AUFGABE → Schreiben Sie sämtliche Zeilen des folgenden Materials Zeichen für Zeichen ab.

Auszüge aus einem Datensatz zur Layout-Annotation →
>>>
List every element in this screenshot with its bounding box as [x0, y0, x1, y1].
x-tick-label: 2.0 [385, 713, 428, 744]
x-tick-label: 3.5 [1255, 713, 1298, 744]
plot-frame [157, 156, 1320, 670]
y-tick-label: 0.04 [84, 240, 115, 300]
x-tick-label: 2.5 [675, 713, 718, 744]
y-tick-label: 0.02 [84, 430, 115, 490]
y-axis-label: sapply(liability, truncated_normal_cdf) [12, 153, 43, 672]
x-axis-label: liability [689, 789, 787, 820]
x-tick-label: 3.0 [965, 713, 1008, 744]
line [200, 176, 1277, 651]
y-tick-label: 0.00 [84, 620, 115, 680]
<<<
VOLLSTÄNDIGE ANTWORT →
List every element in this screenshot with its bounding box as [x0, y0, x1, y1].
x-tick-label: 2.0 [385, 713, 428, 744]
x-tick-label: 3.5 [1255, 713, 1298, 744]
plot-frame [157, 156, 1320, 670]
y-tick-label: 0.04 [84, 240, 115, 300]
x-tick-label: 2.5 [675, 713, 718, 744]
y-tick-label: 0.02 [84, 430, 115, 490]
y-axis-label: sapply(liability, truncated_normal_cdf) [12, 153, 43, 672]
x-axis-label: liability [689, 789, 787, 820]
x-tick-label: 3.0 [965, 713, 1008, 744]
line [200, 176, 1277, 651]
y-tick-label: 0.00 [84, 620, 115, 680]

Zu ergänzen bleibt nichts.